DATA FOR PROCESSING.
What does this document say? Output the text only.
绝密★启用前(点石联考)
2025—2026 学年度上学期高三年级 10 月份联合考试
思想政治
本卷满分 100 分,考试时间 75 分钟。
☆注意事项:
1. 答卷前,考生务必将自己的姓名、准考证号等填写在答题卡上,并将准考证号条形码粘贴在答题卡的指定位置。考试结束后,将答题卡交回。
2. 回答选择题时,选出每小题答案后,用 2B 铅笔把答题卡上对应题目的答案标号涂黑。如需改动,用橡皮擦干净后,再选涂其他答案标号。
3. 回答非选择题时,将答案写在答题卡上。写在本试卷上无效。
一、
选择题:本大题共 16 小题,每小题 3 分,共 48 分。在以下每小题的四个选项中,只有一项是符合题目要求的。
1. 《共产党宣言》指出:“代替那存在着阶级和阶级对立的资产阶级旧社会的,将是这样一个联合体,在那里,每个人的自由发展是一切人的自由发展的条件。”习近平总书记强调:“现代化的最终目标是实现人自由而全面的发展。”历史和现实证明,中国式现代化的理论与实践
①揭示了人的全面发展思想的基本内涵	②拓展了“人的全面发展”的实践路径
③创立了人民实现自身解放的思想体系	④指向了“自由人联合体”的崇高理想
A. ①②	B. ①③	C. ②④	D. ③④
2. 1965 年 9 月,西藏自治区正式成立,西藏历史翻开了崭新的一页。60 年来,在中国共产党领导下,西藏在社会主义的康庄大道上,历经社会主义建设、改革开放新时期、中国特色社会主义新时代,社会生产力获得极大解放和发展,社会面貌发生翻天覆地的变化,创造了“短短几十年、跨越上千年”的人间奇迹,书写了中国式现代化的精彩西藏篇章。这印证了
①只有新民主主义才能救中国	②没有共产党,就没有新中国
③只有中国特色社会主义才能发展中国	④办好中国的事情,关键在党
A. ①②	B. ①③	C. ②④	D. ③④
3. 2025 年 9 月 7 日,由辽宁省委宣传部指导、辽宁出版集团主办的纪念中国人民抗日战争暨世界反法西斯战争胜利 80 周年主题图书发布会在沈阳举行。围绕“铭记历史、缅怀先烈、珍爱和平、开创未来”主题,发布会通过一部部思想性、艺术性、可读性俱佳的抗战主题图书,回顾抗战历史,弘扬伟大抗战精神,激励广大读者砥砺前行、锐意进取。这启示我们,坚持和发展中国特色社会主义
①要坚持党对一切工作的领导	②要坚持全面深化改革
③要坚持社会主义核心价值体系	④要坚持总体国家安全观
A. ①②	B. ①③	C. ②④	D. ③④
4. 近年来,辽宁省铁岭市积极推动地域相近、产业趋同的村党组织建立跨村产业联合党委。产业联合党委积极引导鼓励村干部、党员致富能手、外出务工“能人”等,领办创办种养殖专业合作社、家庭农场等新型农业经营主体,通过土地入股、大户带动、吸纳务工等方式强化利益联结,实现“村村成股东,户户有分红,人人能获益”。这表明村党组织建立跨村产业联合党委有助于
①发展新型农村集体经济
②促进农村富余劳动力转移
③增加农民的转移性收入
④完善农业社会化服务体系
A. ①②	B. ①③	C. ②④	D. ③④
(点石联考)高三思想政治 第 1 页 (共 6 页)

YOUR INSTRUCTIONS. Write out every record, exactly as written.

CORRECT RESULT.
What does this document say? Output the text only.
绝密★启用前(点石联考)
2025—2026 学年度上学期高三年级 10 月份联合考试
思想政治
本卷满分 100 分,考试时间 75 分钟。
☆注意事项:
1. 答卷前,考生务必将自己的姓名、准考证号等填写在答题卡上,并将准考证号条形码粘贴在答题卡的指定位置。考试结束后,将答题卡交回。
2. 回答选择题时,选出每小题答案后,用 2B 铅笔把答题卡上对应题目的答案标号涂黑。如需改动,用橡皮擦干净后,再选涂其他答案标号。
3. 回答非选择题时,将答案写在答题卡上。写在本试卷上无效。
一、
选择题:本大题共 16 小题,每小题 3 分,共 48 分。在以下每小题的四个选项中,只有一项是符合题目要求的。
1. 《共产党宣言》指出:“代替那存在着阶级和阶级对立的资产阶级旧社会的,将是这样一个联合体,在那里,每个人的自由发展是一切人的自由发展的条件。”习近平总书记强调:“现代化的最终目标是实现人自由而全面的发展。”历史和现实证明,中国式现代化的理论与实践
①揭示了人的全面发展思想的基本内涵	②拓展了“人的全面发展”的实践路径
③创立了人民实现自身解放的思想体系	④指向了“自由人联合体”的崇高理想
A. ①②	B. ①③	C. ②④	D. ③④
2. 1965 年 9 月,西藏自治区正式成立,西藏历史翻开了崭新的一页。60 年来,在中国共产党领导下,西藏在社会主义的康庄大道上,历经社会主义建设、改革开放新时期、中国特色社会主义新时代,社会生产力获得极大解放和发展,社会面貌发生翻天覆地的变化,创造了“短短几十年、跨越上千年”的人间奇迹,书写了中国式现代化的精彩西藏篇章。这印证了
①只有新民主主义才能救中国	②没有共产党,就没有新中国
③只有中国特色社会主义才能发展中国	④办好中国的事情,关键在党
A. ①②	B. ①③	C. ②④	D. ③④
3. 2025 年 9 月 7 日,由辽宁省委宣传部指导、辽宁出版集团主办的纪念中国人民抗日战争暨世界反法西斯战争胜利 80 周年主题图书发布会在沈阳举行。围绕“铭记历史、缅怀先烈、珍爱和平、开创未来”主题,发布会通过一部部思想性、艺术性、可读性俱佳的抗战主题图书,回顾抗战历史,弘扬伟大抗战精神,激励广大读者砥砺前行、锐意进取。这启示我们,坚持和发展中国特色社会主义
①要坚持党对一切工作的领导	②要坚持全面深化改革
③要坚持社会主义核心价值体系	④要坚持总体国家安全观
A. ①②	B. ①③	C. ②④	D. ③④
4. 近年来,辽宁省铁岭市积极推动地域相近、产业趋同的村党组织建立跨村产业联合党委。产业联合党委积极引导鼓励村干部、党员致富能手、外出务工“能人”等,领办创办种养殖专业合作社、家庭农场等新型农业经营主体,通过土地入股、大户带动、吸纳务工等方式强化利益联结,实现“村村成股东,户户有分红,人人能获益”。这表明村党组织建立跨村产业联合党委有助于
①发展新型农村集体经济
②促进农村富余劳动力转移
③增加农民的转移性收入
④完善农业社会化服务体系
A. ①②	B. ①③	C. ②④	D. ③④
(点石联考)高三思想政治 第 1 页 (共 6 页)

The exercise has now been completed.